>>>
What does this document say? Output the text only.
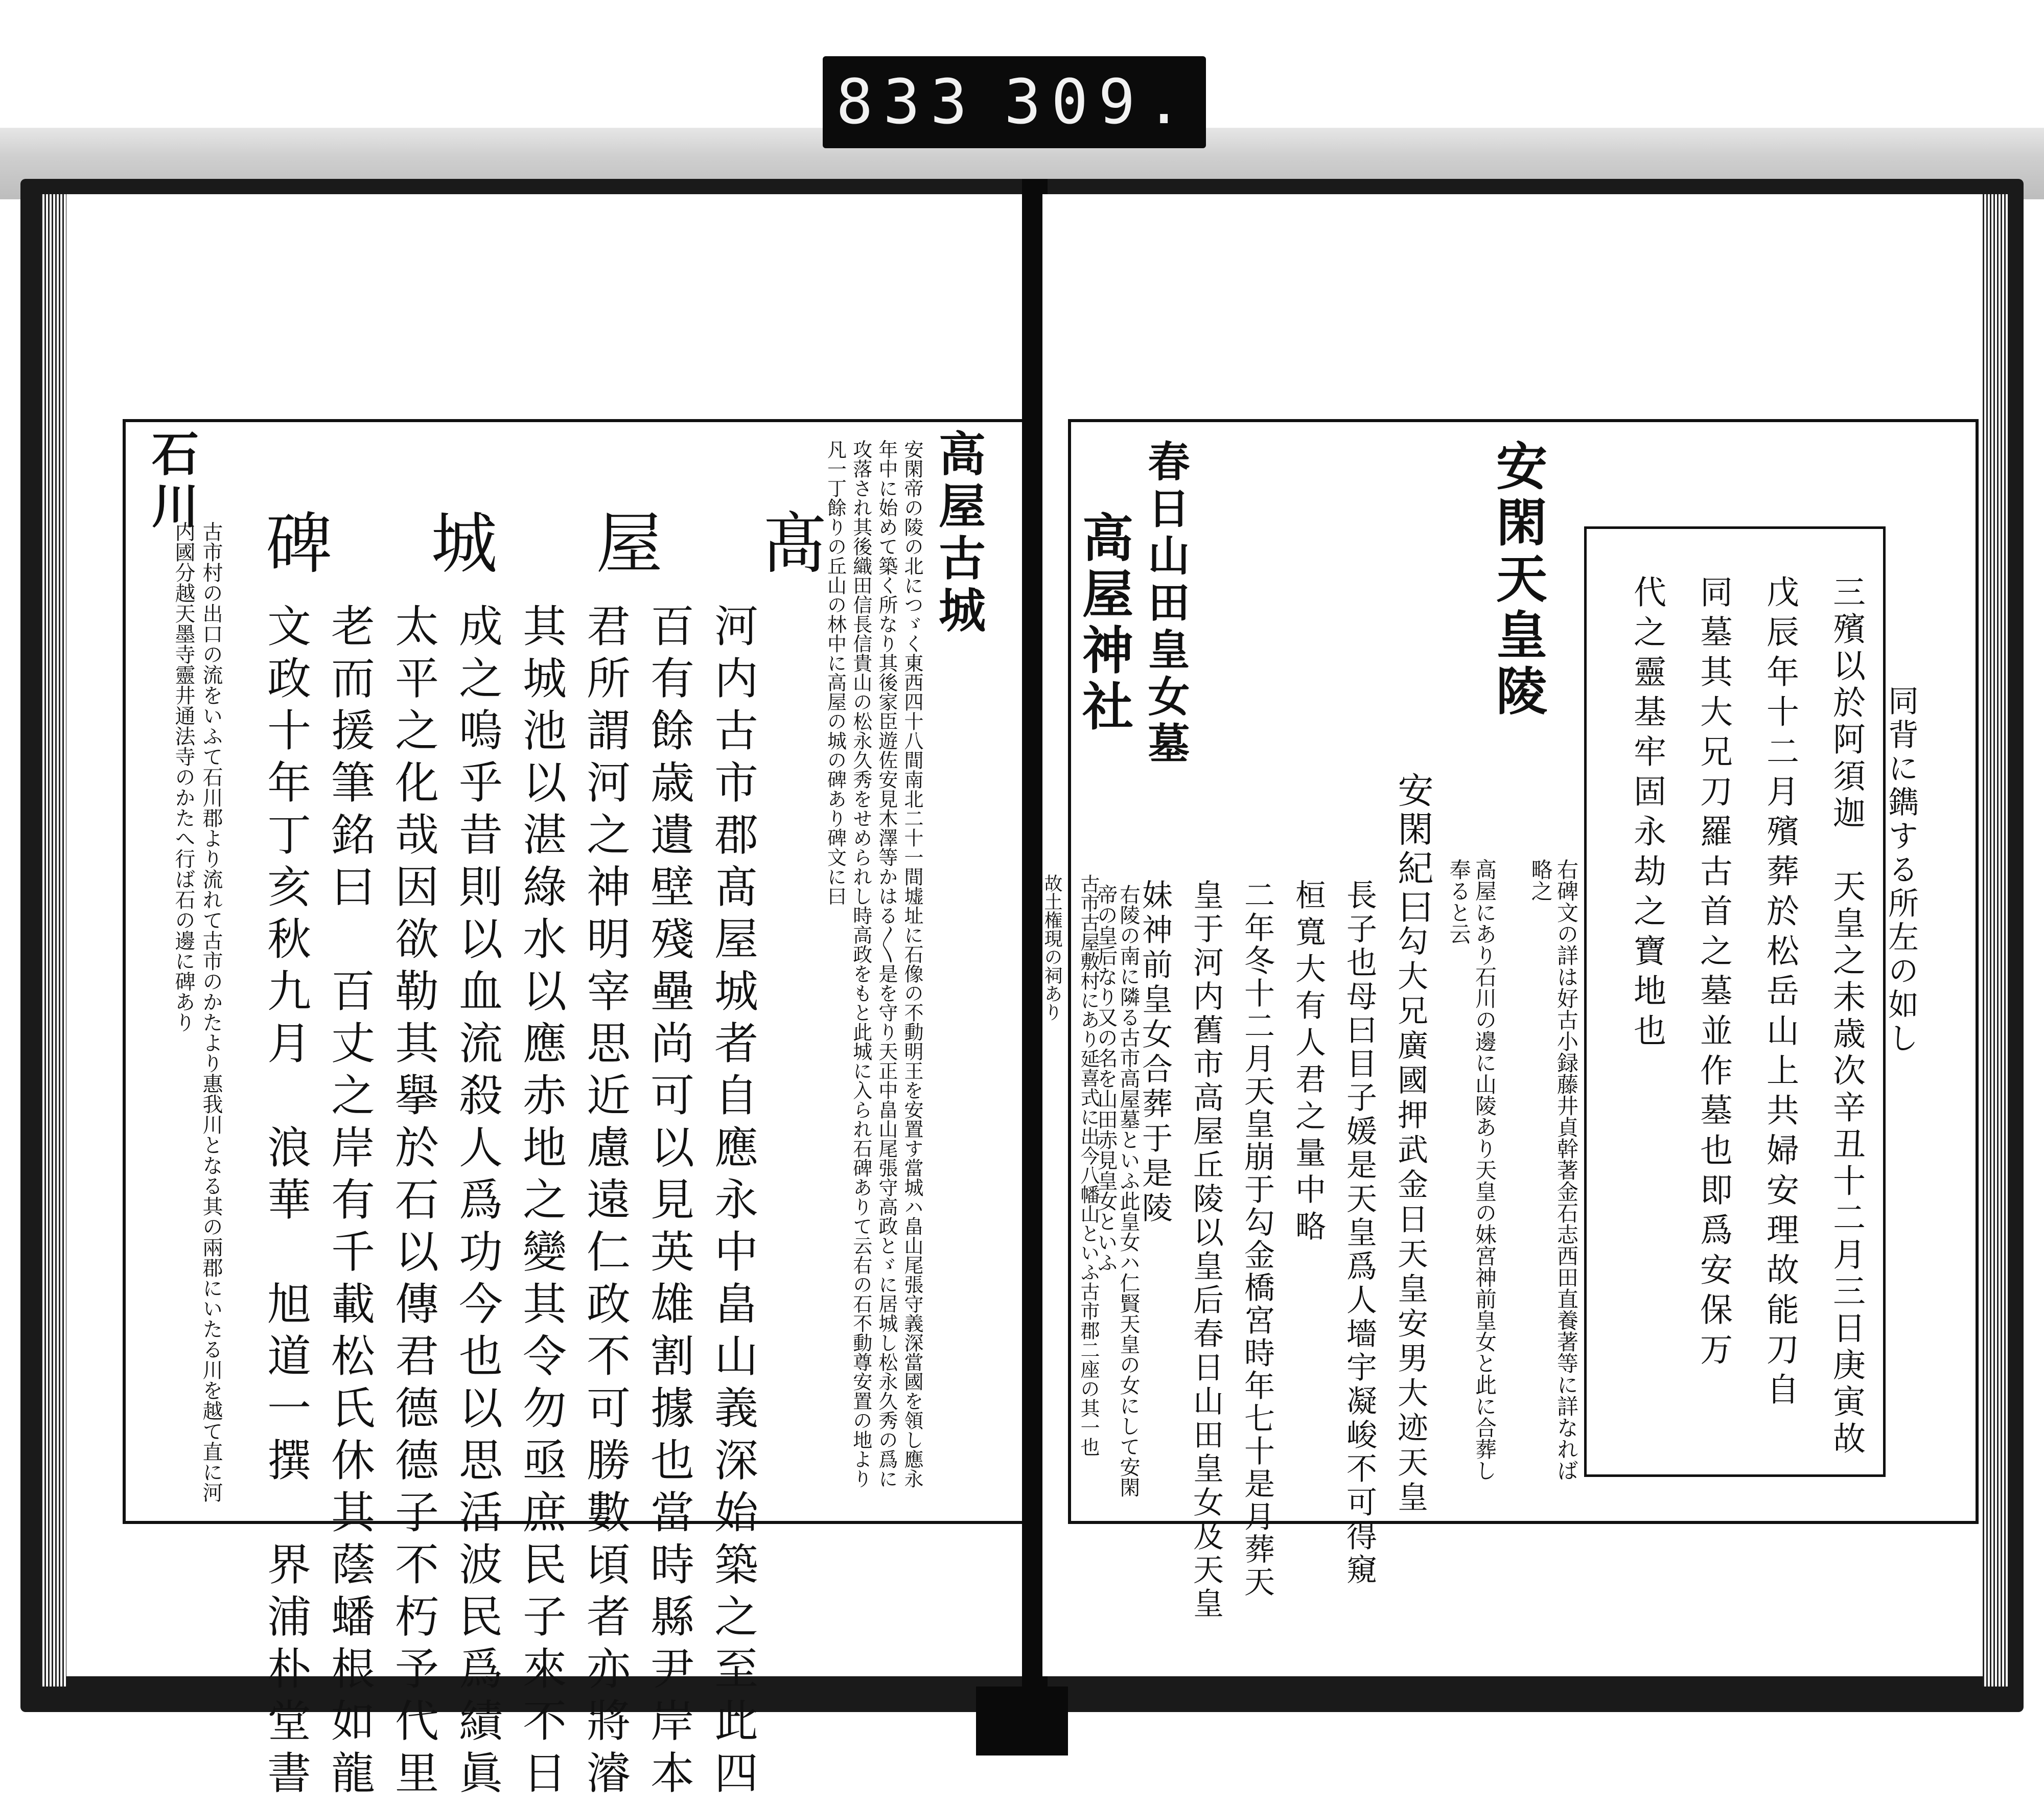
833 309.
髙
屋
城
碑	高屋古城
安閑帝の陵の北につゞく東西四十八間南北二十一間墟址に石像の不動明王を安置す當城ハ畠山尾張守義深當國を領し應永年中に始めて築く所なり其後家臣遊佐安見木澤等かはる〳〵是を守り天正中畠山尾張守高政とゞに居城し松永久秀の爲に攻落され其後織田信長信貴山の松永久秀をせめられし時高政をもと此城に入られ石碑ありて云右の石不動尊安置の地より凡一丁餘りの丘山の林中に高屋の城の碑あり碑文に曰
河内古市郡髙屋城者自應永中畠山義深始築之至此四
百有餘歳遺壁殘壘尚可以見英雄割據也當時縣尹岸本
君所謂河之神明宰思近慮遠仁政不可勝數頃者亦將濬
其城池以湛綠水以應赤地之變其令勿亟庶民子來不日
成之嗚乎昔則以血流殺人爲功今也以思活波民爲績眞
太平之化哉因欲勒其擧於石以傳君德德子不朽予代里
老而援筆銘曰　百丈之岸有千載松氏休其蔭蟠根如龍
文政十年丁亥秋九月　浪華　旭道一撰　界浦朴堂書
石川
古市村の出口の流をいふて石川郡より流れて古市のかたより惠我川となる其の兩郡にいたる川を越て直に河内國分越天墨寺靈井通法寺のかたへ行ば石の邊に碑あり	同背に鐫する所左の如し
三殯以於阿須迦　天皇之未歳次辛丑十二月三日庚寅故
戊辰年十二月殯葬於松岳山上共婦安理故能刀自
同墓其大兄刀羅古首之墓並作墓也即爲安保万
代之靈基牢固永劫之寶地也
右碑文の詳は好古小録藤井貞幹著金石志西田直養著等に詳なれば略之
安閑天皇陵
高屋にあり石川の邊に山陵あり天皇の妹宮神前皇女と此に合葬し奉ると云
安閑紀曰
勾大兄廣國押武金日天皇安男大迹天皇
長子也母曰目子媛是天皇爲人墻宇凝峻不可得窺
桓寬大有人君之量中略
二年冬十二月天皇崩于勾金橋宮時年七十是月葬天
皇于河内舊市高屋丘陵以皇后春日山田皇女及天皇
妹神前皇女合葬于是陵
春日山田皇女墓
右陵の南に隣る古市高屋墓といふ此皇女ハ仁賢天皇の女にして安閑帝の皇后なり又の名を山田赤見皇女といふ
高屋神社
古市古屋敷村にあり延喜式に出今八幡山といふ古市郡二座の其一也
故土権現の祠あり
<<<
• [Work to do]
Repeat all of the data above word for word, minus the pictures.

• [Solution for this task]
What does this document say? Output the text only.
833 309.
髙
屋
城
碑	高屋古城
安閑帝の陵の北につゞく東西四十八間南北二十一間墟址に石像の不動明王を安置す當城ハ畠山尾張守義深當國を領し應永年中に始めて築く所なり其後家臣遊佐安見木澤等かはる〳〵是を守り天正中畠山尾張守高政とゞに居城し松永久秀の爲に攻落され其後織田信長信貴山の松永久秀をせめられし時高政をもと此城に入られ石碑ありて云右の石不動尊安置の地より凡一丁餘りの丘山の林中に高屋の城の碑あり碑文に曰
河内古市郡髙屋城者自應永中畠山義深始築之至此四
百有餘歳遺壁殘壘尚可以見英雄割據也當時縣尹岸本
君所謂河之神明宰思近慮遠仁政不可勝數頃者亦將濬
其城池以湛綠水以應赤地之變其令勿亟庶民子來不日
成之嗚乎昔則以血流殺人爲功今也以思活波民爲績眞
太平之化哉因欲勒其擧於石以傳君德德子不朽予代里
老而援筆銘曰　百丈之岸有千載松氏休其蔭蟠根如龍
文政十年丁亥秋九月　浪華　旭道一撰　界浦朴堂書
石川
古市村の出口の流をいふて石川郡より流れて古市のかたより惠我川となる其の兩郡にいたる川を越て直に河内國分越天墨寺靈井通法寺のかたへ行ば石の邊に碑あり	同背に鐫する所左の如し
三殯以於阿須迦　天皇之未歳次辛丑十二月三日庚寅故
戊辰年十二月殯葬於松岳山上共婦安理故能刀自
同墓其大兄刀羅古首之墓並作墓也即爲安保万
代之靈基牢固永劫之寶地也
右碑文の詳は好古小録藤井貞幹著金石志西田直養著等に詳なれば略之
安閑天皇陵
高屋にあり石川の邊に山陵あり天皇の妹宮神前皇女と此に合葬し奉ると云
安閑紀曰
勾大兄廣國押武金日天皇安男大迹天皇
長子也母曰目子媛是天皇爲人墻宇凝峻不可得窺
桓寬大有人君之量中略
二年冬十二月天皇崩于勾金橋宮時年七十是月葬天
皇于河内舊市高屋丘陵以皇后春日山田皇女及天皇
妹神前皇女合葬于是陵
春日山田皇女墓
右陵の南に隣る古市高屋墓といふ此皇女ハ仁賢天皇の女にして安閑帝の皇后なり又の名を山田赤見皇女といふ
高屋神社
古市古屋敷村にあり延喜式に出今八幡山といふ古市郡二座の其一也
故土権現の祠あり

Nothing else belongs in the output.